**** Extracted material
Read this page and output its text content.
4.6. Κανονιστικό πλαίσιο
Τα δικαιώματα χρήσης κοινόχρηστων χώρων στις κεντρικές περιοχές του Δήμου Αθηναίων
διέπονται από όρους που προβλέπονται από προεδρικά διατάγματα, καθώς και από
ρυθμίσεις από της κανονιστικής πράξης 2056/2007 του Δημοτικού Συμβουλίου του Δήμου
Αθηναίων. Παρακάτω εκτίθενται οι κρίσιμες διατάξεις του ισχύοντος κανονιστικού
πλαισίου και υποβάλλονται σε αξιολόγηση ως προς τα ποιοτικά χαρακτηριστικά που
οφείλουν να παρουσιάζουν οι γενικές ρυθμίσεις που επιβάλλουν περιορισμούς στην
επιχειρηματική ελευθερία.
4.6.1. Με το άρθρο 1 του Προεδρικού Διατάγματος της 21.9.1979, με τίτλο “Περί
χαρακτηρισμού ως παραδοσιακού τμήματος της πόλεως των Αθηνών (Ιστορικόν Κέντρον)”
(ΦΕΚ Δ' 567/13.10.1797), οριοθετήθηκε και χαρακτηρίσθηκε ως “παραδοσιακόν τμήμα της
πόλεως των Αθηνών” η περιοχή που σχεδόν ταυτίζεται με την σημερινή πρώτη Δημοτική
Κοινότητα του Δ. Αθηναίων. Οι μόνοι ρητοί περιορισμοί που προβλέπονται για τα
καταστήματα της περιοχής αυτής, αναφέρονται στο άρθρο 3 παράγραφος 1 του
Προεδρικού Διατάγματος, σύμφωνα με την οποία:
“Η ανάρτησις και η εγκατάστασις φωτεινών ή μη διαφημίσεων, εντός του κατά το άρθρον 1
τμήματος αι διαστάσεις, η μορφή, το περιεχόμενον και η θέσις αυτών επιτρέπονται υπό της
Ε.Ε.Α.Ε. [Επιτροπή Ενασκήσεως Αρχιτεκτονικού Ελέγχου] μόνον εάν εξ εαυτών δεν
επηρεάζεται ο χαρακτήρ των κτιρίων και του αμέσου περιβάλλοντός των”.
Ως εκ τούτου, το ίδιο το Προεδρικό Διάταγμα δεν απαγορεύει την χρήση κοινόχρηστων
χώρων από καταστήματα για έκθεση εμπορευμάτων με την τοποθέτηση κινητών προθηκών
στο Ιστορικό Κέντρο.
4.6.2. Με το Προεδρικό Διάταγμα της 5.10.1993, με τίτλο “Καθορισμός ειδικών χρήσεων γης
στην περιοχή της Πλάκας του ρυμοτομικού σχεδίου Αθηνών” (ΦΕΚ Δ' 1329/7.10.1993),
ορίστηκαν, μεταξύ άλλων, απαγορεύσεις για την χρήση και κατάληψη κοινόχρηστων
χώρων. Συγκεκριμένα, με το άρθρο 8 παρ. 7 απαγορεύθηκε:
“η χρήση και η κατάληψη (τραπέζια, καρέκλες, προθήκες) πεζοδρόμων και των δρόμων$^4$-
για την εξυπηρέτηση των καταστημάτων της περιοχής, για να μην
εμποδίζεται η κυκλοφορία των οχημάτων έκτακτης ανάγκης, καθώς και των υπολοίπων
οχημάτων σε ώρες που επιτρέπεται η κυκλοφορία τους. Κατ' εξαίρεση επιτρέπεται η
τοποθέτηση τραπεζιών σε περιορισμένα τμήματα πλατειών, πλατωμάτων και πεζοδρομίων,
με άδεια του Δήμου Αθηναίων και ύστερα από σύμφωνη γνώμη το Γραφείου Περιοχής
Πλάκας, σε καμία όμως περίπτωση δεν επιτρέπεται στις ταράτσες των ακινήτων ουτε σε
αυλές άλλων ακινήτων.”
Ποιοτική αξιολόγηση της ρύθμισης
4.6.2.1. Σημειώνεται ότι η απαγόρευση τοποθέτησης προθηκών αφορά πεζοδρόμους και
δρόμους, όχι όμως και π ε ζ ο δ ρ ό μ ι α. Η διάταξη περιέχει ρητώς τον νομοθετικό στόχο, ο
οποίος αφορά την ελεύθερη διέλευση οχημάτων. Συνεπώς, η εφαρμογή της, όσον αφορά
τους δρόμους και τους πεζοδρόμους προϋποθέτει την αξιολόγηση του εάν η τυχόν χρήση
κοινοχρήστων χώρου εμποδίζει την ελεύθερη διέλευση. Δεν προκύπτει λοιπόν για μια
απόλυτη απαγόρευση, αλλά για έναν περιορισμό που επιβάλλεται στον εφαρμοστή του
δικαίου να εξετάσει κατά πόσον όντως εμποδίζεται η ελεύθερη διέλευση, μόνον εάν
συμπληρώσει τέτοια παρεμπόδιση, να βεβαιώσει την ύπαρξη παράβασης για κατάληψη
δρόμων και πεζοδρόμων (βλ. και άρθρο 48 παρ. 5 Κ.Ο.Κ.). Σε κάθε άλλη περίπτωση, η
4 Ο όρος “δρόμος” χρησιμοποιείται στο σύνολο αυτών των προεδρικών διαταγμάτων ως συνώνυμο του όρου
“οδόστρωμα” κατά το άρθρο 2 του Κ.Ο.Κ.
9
********
Exactly as they are written, print the entries again.

Read this page and output its text content.
4.6. Κανονιστικό πλαίσιο
Τα δικαιώματα χρήσης κοινόχρηστων χώρων στις κεντρικές περιοχές του Δήμου Αθηναίων
διέπονται από όρους που προβλέπονται από προεδρικά διατάγματα, καθώς και από
ρυθμίσεις από της κανονιστικής πράξης 2056/2007 του Δημοτικού Συμβουλίου του Δήμου
Αθηναίων. Παρακάτω εκτίθενται οι κρίσιμες διατάξεις του ισχύοντος κανονιστικού
πλαισίου και υποβάλλονται σε αξιολόγηση ως προς τα ποιοτικά χαρακτηριστικά που
οφείλουν να παρουσιάζουν οι γενικές ρυθμίσεις που επιβάλλουν περιορισμούς στην
επιχειρηματική ελευθερία.
4.6.1. Με το άρθρο 1 του Προεδρικού Διατάγματος της 21.9.1979, με τίτλο “Περί
χαρακτηρισμού ως παραδοσιακού τμήματος της πόλεως των Αθηνών (Ιστορικόν Κέντρον)”
(ΦΕΚ Δ' 567/13.10.1797), οριοθετήθηκε και χαρακτηρίσθηκε ως “παραδοσιακόν τμήμα της
πόλεως των Αθηνών” η περιοχή που σχεδόν ταυτίζεται με την σημερινή πρώτη Δημοτική
Κοινότητα του Δ. Αθηναίων. Οι μόνοι ρητοί περιορισμοί που προβλέπονται για τα
καταστήματα της περιοχής αυτής, αναφέρονται στο άρθρο 3 παράγραφος 1 του
Προεδρικού Διατάγματος, σύμφωνα με την οποία:
“Η ανάρτησις και η εγκατάστασις φωτεινών ή μη διαφημίσεων, εντός του κατά το άρθρον 1
τμήματος αι διαστάσεις, η μορφή, το περιεχόμενον και η θέσις αυτών επιτρέπονται υπό της
Ε.Ε.Α.Ε. [Επιτροπή Ενασκήσεως Αρχιτεκτονικού Ελέγχου] μόνον εάν εξ εαυτών δεν
επηρεάζεται ο χαρακτήρ των κτιρίων και του αμέσου περιβάλλοντός των”.
Ως εκ τούτου, το ίδιο το Προεδρικό Διάταγμα δεν απαγορεύει την χρήση κοινόχρηστων
χώρων από καταστήματα για έκθεση εμπορευμάτων με την τοποθέτηση κινητών προθηκών
στο Ιστορικό Κέντρο.
4.6.2. Με το Προεδρικό Διάταγμα της 5.10.1993, με τίτλο “Καθορισμός ειδικών χρήσεων γης
στην περιοχή της Πλάκας του ρυμοτομικού σχεδίου Αθηνών” (ΦΕΚ Δ' 1329/7.10.1993),
ορίστηκαν, μεταξύ άλλων, απαγορεύσεις για την χρήση και κατάληψη κοινόχρηστων
χώρων. Συγκεκριμένα, με το άρθρο 8 παρ. 7 απαγορεύθηκε:
“η χρήση και η κατάληψη (τραπέζια, καρέκλες, προθήκες) πεζοδρόμων και των δρόμων$^4$-
για την εξυπηρέτηση των καταστημάτων της περιοχής, για να μην
εμποδίζεται η κυκλοφορία των οχημάτων έκτακτης ανάγκης, καθώς και των υπολοίπων
οχημάτων σε ώρες που επιτρέπεται η κυκλοφορία τους. Κατ' εξαίρεση επιτρέπεται η
τοποθέτηση τραπεζιών σε περιορισμένα τμήματα πλατειών, πλατωμάτων και πεζοδρομίων,
με άδεια του Δήμου Αθηναίων και ύστερα από σύμφωνη γνώμη το Γραφείου Περιοχής
Πλάκας, σε καμία όμως περίπτωση δεν επιτρέπεται στις ταράτσες των ακινήτων ουτε σε
αυλές άλλων ακινήτων.”
Ποιοτική αξιολόγηση της ρύθμισης
4.6.2.1. Σημειώνεται ότι η απαγόρευση τοποθέτησης προθηκών αφορά πεζοδρόμους και
δρόμους, όχι όμως και π ε ζ ο δ ρ ό μ ι α. Η διάταξη περιέχει ρητώς τον νομοθετικό στόχο, ο
οποίος αφορά την ελεύθερη διέλευση οχημάτων. Συνεπώς, η εφαρμογή της, όσον αφορά
τους δρόμους και τους πεζοδρόμους προϋποθέτει την αξιολόγηση του εάν η τυχόν χρήση
κοινοχρήστων χώρου εμποδίζει την ελεύθερη διέλευση. Δεν προκύπτει λοιπόν για μια
απόλυτη απαγόρευση, αλλά για έναν περιορισμό που επιβάλλεται στον εφαρμοστή του
δικαίου να εξετάσει κατά πόσον όντως εμποδίζεται η ελεύθερη διέλευση, μόνον εάν
συμπληρώσει τέτοια παρεμπόδιση, να βεβαιώσει την ύπαρξη παράβασης για κατάληψη
δρόμων και πεζοδρόμων (βλ. και άρθρο 48 παρ. 5 Κ.Ο.Κ.). Σε κάθε άλλη περίπτωση, η
4 Ο όρος “δρόμος” χρησιμοποιείται στο σύνολο αυτών των προεδρικών διαταγμάτων ως συνώνυμο του όρου
“οδόστρωμα” κατά το άρθρο 2 του Κ.Ο.Κ.
9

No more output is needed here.